AT&T, Google, Isohunt, Daniels: Intellectual Property

March 22 (Bloomberg) -- AT&T Inc. was told to pay $27.5 million for infringing a Colorado company’s patents for controlling how audio or video is streamed online.

AT&T’s U-verse TV services infringed two patents owned by Two-Way Media LLC, a federal jury in San Antonio said March 20. The jury rejected Dallas-based AT&T’s efforts to have the patents deemed invalid.

The Two-Way patents cover live streaming technology as well as ways to record detailed customer usage data, according to the company’s lawyers at Susman Godfrey LLP. Boulder-based Two-Way had sued Akamai Technologies Inc. and Limelight Networks Inc. over the same technology. They settled.

“This was a very hard-fought case,” Parker Folse, of Susman’s Seattle office, said in a statement.

The trial focused on three Two-Way patents. The jury found U-verse infringed two of them. AT&T said it would seek to have the verdict overturned.

Tasks to perform
1. Answer these questions from the patent verdict article:
(a) How much was AT&T told to pay?
(b) In which city did the federal jury sit?
(c) Which law firm represented Two-Way Media?
2. Reproduce, word for word, everything in the patent verdict article from "AT&T’s U-verse TV" down to "in a statement.".
The lines have no part in this work.

Material provided
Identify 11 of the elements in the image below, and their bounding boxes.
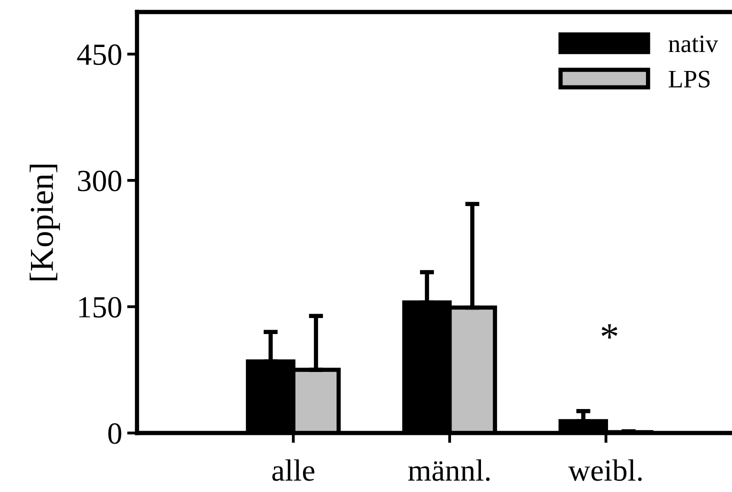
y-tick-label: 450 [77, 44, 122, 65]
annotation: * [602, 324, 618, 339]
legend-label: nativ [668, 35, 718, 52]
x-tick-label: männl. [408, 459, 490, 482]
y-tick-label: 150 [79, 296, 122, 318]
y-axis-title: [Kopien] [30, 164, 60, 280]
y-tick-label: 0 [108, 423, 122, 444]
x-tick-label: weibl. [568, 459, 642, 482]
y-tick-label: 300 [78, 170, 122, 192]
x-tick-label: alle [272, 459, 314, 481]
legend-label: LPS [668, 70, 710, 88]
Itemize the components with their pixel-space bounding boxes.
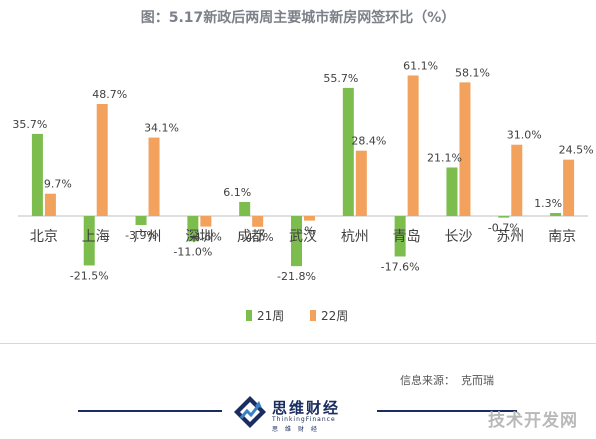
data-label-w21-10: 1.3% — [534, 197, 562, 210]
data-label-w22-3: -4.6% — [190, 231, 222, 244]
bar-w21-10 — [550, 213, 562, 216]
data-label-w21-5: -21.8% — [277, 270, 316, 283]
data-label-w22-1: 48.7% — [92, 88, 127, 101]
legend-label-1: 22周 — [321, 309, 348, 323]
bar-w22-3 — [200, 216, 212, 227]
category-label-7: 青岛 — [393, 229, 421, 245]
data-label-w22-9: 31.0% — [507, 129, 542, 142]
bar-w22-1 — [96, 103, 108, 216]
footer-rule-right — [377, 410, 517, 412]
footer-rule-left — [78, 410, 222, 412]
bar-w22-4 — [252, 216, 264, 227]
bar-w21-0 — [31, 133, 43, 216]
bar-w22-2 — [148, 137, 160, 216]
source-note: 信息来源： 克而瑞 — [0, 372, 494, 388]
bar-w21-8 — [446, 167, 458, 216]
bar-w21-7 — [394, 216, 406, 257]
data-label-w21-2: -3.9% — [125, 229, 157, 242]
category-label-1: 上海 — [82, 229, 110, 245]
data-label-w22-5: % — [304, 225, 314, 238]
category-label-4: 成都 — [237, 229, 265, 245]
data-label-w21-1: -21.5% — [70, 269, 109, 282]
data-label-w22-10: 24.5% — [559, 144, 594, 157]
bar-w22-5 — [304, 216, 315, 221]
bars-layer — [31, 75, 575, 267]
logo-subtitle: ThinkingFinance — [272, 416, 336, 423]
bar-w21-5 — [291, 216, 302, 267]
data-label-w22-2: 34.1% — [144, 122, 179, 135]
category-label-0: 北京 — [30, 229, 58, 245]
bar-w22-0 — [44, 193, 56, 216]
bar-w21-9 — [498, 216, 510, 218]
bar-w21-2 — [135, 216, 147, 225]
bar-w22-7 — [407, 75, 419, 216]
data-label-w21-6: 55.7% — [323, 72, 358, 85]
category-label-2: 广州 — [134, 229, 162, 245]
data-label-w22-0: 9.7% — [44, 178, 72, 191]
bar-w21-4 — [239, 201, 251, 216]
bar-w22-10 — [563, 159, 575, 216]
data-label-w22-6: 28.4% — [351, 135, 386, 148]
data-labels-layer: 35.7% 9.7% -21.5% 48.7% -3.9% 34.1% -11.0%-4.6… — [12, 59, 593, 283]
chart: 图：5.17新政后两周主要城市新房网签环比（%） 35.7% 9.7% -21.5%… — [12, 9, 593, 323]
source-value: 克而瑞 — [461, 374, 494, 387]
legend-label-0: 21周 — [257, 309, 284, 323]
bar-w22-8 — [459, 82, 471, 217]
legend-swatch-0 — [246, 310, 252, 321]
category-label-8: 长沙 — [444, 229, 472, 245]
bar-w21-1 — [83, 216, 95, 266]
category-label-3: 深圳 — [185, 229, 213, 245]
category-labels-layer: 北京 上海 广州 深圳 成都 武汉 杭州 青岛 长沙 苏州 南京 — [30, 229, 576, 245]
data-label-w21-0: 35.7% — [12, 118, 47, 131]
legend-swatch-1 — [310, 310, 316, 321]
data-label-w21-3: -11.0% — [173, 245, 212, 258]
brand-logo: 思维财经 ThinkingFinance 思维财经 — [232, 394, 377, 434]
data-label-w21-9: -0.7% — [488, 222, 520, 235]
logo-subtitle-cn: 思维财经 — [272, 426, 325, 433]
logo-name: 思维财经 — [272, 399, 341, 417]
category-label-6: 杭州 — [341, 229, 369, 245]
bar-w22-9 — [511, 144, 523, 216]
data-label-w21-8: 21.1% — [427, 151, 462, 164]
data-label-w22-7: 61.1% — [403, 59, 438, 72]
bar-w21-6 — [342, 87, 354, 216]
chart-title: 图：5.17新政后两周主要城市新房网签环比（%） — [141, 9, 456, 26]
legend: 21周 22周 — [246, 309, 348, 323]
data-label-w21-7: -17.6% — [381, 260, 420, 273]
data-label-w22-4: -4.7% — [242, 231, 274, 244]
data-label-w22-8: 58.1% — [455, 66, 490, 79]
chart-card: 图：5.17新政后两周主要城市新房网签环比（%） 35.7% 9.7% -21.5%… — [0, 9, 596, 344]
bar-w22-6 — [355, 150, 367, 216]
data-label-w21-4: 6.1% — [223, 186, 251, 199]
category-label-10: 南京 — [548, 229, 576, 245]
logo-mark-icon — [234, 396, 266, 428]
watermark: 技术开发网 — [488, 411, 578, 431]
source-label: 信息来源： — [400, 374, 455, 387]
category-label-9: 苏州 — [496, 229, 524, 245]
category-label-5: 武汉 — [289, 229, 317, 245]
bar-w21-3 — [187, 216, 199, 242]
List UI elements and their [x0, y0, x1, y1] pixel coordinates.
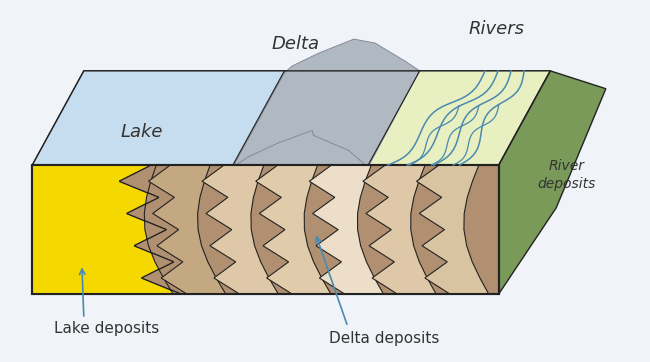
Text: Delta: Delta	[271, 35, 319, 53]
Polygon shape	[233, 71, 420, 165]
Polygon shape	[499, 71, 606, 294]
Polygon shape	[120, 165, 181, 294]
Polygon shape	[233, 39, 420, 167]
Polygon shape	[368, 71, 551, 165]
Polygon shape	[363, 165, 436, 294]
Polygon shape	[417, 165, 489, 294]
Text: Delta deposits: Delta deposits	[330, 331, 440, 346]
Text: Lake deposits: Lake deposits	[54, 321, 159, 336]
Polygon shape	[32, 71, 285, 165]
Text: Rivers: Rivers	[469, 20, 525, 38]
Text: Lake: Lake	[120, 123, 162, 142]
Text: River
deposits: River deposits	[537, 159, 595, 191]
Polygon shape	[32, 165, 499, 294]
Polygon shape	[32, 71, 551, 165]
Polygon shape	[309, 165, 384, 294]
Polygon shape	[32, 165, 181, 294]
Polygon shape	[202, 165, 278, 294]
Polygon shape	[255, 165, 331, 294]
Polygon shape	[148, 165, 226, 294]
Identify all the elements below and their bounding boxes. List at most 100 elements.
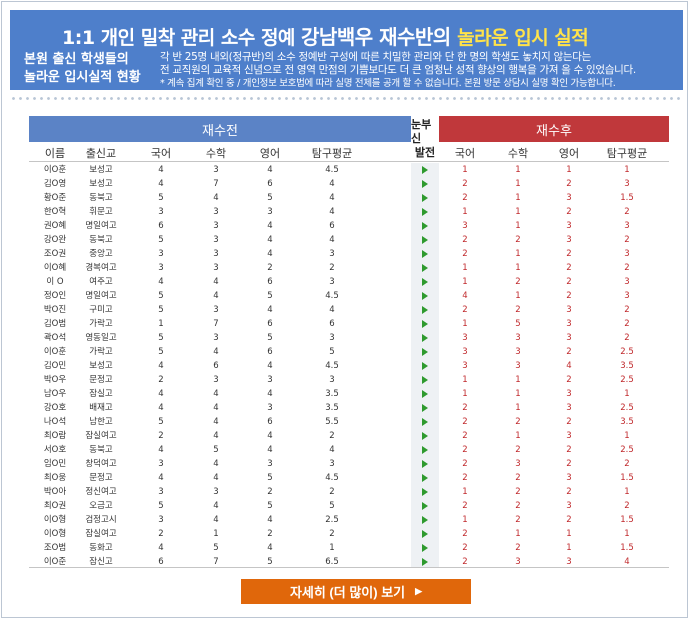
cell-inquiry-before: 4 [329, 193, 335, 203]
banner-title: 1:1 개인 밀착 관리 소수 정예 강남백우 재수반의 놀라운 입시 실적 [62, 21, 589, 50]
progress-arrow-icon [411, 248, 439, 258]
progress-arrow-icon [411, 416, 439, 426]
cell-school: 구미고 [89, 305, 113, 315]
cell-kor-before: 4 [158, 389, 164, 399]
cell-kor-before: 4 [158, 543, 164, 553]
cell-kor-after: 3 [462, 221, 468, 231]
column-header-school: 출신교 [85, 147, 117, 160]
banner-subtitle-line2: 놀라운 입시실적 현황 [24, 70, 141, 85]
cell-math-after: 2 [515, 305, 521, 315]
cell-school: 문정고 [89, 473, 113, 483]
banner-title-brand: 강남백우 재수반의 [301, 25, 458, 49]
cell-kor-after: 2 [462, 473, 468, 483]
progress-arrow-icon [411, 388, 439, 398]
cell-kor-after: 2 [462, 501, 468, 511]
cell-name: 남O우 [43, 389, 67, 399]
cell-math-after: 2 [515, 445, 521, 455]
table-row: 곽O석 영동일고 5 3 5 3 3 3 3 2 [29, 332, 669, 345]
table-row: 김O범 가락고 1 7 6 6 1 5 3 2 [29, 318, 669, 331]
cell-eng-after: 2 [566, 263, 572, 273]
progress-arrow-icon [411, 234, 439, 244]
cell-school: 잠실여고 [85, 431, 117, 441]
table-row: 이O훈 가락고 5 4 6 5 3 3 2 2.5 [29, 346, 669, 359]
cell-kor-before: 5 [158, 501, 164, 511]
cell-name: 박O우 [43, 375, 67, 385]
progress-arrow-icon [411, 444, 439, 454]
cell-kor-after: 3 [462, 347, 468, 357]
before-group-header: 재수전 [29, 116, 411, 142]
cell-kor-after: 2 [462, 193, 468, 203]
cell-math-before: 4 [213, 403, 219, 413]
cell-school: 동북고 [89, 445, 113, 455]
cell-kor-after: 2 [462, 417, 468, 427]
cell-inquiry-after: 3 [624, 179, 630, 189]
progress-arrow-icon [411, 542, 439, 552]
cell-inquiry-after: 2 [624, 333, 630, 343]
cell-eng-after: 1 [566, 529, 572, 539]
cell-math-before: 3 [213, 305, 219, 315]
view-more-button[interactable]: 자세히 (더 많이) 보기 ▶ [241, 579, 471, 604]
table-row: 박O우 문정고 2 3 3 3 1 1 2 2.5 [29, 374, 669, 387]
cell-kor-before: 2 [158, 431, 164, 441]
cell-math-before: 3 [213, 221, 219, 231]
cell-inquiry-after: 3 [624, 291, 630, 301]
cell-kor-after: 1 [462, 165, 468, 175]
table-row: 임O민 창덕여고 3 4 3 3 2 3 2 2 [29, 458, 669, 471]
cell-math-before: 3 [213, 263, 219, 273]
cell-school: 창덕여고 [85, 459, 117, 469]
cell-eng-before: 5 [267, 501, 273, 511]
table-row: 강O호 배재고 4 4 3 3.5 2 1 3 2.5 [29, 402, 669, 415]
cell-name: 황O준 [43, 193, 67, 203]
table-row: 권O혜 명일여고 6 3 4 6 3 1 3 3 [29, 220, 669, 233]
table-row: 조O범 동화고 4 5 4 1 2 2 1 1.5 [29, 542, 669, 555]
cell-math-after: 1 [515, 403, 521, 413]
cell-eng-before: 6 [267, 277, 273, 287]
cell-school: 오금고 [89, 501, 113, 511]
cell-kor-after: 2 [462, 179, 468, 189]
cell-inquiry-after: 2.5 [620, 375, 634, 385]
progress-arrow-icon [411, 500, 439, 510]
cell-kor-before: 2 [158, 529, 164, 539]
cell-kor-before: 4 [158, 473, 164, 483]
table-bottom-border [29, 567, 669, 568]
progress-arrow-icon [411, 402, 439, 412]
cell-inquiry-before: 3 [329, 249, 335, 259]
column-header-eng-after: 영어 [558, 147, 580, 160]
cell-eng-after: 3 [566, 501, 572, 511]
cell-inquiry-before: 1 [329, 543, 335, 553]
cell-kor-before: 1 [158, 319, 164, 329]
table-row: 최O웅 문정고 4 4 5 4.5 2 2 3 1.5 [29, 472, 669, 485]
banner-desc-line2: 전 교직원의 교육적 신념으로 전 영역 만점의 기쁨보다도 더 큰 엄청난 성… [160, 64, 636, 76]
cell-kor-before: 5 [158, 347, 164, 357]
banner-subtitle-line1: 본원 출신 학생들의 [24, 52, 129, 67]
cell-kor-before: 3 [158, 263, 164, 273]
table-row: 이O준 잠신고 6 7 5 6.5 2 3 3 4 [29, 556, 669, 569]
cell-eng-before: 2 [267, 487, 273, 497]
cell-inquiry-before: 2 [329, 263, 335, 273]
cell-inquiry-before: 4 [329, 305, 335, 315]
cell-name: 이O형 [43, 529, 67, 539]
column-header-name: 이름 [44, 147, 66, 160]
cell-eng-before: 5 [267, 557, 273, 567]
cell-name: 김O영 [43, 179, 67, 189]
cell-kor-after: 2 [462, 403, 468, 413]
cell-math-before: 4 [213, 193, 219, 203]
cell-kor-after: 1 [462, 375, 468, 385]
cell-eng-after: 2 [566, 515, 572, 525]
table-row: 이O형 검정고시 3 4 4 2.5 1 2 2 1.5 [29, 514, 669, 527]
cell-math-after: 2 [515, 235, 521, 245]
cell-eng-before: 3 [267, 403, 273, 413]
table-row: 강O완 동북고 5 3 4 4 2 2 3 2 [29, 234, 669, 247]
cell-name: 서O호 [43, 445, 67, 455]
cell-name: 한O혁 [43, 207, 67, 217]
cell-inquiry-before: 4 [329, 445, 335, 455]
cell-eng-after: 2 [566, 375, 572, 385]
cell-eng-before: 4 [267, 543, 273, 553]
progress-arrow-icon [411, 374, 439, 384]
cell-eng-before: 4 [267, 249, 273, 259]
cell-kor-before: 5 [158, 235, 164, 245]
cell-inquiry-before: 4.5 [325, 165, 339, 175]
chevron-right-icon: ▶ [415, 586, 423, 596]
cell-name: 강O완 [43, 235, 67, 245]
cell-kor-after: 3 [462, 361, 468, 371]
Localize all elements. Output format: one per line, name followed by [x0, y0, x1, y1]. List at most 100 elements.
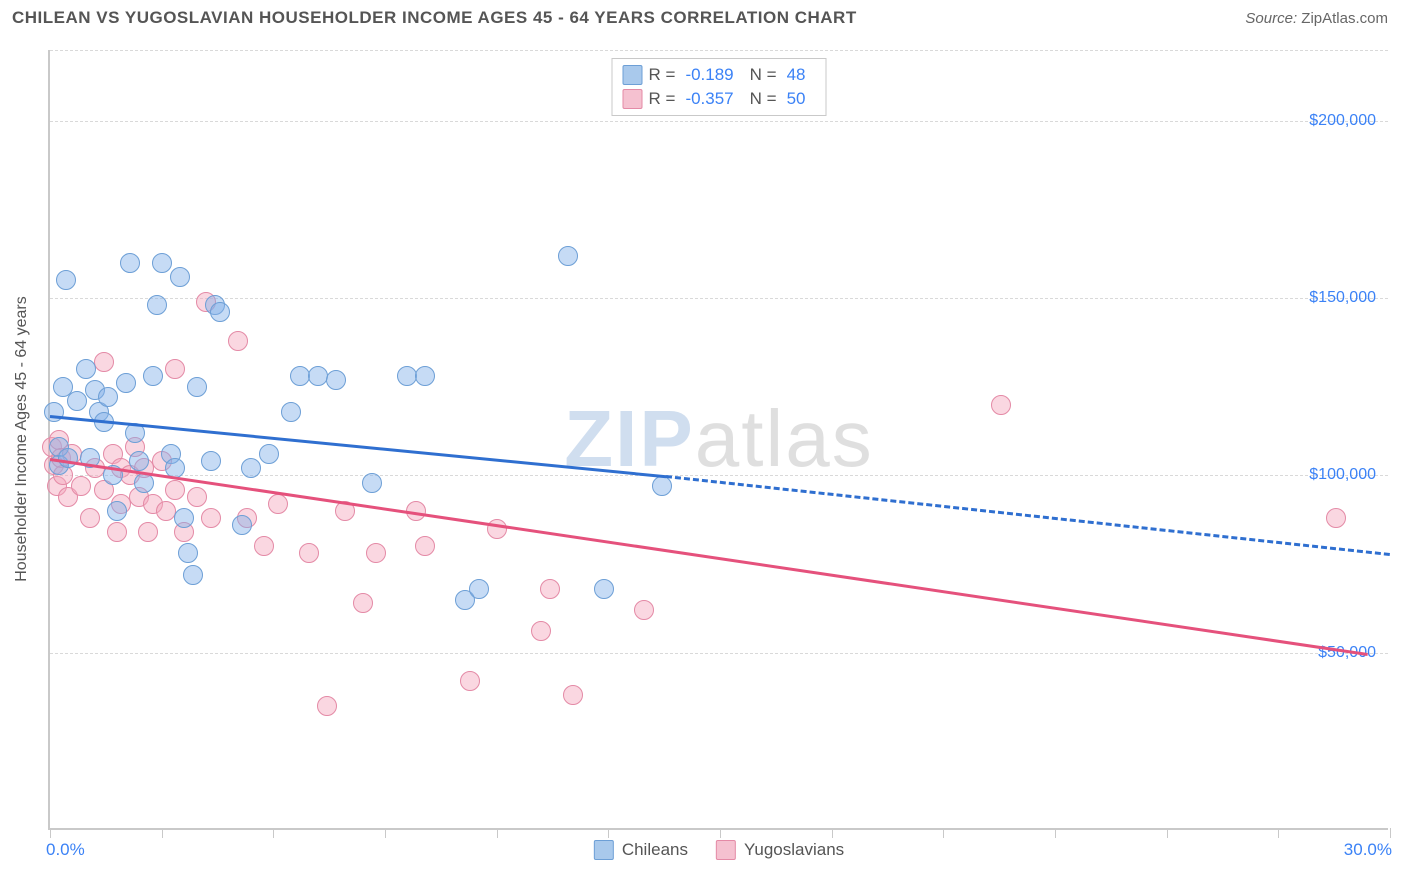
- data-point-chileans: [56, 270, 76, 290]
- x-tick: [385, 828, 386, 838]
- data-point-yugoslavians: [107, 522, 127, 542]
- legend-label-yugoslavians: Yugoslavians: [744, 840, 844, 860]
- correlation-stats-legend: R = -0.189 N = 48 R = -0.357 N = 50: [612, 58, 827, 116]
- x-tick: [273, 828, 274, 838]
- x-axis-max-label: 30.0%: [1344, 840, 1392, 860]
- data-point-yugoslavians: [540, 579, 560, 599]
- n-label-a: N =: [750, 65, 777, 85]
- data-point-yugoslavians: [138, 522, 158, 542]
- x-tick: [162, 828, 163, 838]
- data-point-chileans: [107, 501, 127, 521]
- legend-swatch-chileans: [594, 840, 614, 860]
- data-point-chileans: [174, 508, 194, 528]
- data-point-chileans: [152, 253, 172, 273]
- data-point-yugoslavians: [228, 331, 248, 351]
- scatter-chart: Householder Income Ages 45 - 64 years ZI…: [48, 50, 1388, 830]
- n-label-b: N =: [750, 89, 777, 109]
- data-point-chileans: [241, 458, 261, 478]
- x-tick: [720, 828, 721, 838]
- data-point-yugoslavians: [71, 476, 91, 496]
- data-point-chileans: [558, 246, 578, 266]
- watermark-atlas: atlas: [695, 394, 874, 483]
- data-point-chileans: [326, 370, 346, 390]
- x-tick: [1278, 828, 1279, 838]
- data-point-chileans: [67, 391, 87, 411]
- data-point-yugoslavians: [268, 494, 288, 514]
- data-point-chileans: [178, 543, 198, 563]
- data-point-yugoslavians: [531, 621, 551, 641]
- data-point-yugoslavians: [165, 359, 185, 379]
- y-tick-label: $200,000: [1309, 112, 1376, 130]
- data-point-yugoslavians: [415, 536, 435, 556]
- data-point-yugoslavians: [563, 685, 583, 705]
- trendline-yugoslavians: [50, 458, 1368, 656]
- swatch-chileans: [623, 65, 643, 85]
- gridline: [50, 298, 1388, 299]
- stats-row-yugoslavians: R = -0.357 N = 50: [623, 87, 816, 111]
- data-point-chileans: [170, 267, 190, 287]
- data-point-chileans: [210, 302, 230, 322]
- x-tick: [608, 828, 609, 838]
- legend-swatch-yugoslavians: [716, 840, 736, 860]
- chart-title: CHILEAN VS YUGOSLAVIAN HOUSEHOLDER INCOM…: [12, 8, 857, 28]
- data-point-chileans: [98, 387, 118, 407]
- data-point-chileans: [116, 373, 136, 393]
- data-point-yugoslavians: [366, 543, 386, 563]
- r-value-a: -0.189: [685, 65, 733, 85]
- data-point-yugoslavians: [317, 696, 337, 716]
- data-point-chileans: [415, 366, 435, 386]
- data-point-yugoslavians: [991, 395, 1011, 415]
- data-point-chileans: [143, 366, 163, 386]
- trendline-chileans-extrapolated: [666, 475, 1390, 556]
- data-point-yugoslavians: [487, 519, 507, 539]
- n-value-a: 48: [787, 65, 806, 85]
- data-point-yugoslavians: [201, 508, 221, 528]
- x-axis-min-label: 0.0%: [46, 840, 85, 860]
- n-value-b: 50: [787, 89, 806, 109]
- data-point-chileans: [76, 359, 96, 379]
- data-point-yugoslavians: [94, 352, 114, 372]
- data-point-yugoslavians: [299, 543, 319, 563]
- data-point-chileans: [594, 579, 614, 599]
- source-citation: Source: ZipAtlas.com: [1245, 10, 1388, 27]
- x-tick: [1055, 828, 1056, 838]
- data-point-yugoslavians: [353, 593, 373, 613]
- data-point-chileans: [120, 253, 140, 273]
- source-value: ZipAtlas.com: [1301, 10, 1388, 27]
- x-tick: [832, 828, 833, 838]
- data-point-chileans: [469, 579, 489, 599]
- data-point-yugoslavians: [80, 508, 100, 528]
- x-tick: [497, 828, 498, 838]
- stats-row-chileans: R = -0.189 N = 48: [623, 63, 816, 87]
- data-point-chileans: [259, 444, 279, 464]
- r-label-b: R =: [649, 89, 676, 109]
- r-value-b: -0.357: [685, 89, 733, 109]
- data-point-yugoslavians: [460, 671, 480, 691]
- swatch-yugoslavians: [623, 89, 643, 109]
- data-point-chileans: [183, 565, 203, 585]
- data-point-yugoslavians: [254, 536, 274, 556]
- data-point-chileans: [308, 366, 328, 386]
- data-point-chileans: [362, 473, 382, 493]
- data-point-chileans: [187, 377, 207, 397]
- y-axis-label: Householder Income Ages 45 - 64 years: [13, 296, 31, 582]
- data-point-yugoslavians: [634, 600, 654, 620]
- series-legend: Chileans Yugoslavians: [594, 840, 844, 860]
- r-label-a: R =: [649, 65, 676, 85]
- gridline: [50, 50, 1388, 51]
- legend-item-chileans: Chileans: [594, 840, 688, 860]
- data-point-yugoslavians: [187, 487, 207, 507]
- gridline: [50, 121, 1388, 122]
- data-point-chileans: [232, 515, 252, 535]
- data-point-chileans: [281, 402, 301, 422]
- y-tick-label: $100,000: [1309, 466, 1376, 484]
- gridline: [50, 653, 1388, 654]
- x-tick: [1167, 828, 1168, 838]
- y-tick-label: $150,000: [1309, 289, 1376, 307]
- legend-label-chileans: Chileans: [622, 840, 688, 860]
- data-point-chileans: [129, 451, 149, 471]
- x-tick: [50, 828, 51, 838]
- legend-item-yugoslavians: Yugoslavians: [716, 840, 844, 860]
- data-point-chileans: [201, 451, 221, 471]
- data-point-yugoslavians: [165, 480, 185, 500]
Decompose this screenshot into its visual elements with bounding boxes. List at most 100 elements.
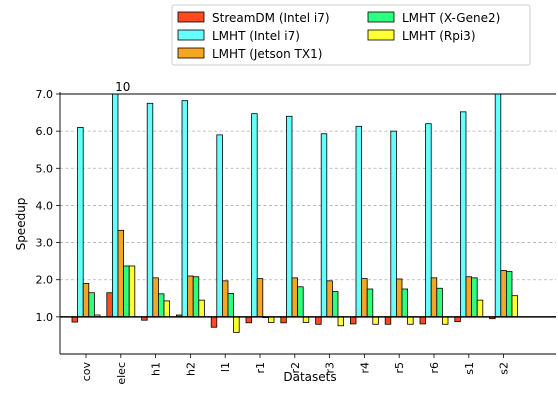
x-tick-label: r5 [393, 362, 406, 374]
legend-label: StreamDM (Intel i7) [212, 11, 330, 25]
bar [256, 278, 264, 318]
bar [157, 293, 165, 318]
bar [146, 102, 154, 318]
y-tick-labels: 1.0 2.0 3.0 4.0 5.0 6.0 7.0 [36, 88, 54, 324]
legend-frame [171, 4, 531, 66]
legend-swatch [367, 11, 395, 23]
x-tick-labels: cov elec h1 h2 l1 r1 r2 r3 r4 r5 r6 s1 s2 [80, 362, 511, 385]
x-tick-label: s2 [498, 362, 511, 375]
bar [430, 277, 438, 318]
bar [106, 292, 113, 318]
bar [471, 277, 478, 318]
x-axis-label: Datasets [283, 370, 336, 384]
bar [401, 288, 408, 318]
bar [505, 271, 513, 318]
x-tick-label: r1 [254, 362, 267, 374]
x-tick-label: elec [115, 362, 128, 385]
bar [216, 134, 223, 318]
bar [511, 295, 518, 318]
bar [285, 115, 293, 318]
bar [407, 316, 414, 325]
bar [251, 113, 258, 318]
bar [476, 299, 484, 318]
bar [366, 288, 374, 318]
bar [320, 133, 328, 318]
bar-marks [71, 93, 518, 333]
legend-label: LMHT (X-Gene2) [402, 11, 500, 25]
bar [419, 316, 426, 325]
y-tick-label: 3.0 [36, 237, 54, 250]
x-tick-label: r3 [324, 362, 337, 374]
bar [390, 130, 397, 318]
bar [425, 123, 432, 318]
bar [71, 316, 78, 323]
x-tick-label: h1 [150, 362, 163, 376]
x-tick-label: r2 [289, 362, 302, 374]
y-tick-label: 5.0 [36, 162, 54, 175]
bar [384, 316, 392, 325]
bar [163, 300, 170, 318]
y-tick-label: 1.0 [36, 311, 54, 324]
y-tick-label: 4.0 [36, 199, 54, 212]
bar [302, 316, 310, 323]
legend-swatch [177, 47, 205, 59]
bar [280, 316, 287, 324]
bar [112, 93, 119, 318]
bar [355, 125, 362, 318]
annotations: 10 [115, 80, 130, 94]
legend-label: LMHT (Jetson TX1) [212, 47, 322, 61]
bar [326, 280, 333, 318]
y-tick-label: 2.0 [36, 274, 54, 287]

Responses
1.
(a) $27.5 million
(b) San Antonio
(c) Susman Godfrey LLP

2.
AT&T’s U-verse TV services infringed two patents owned by Two-Way Media LLC, a federal jury in San Antonio said March 20. The jury rejected Dallas-based AT&T’s efforts to have the patents deemed invalid.

The Two-Way patents cover live streaming technology as well as ways to record detailed customer usage data, according to the company’s lawyers at Susman Godfrey LLP. Boulder-based Two-Way had sued Akamai Technologies Inc. and Limelight Networks Inc. over the same technology. They settled.

“This was a very hard-fought case,” Parker Folse, of Susman’s Seattle office, said in a statement.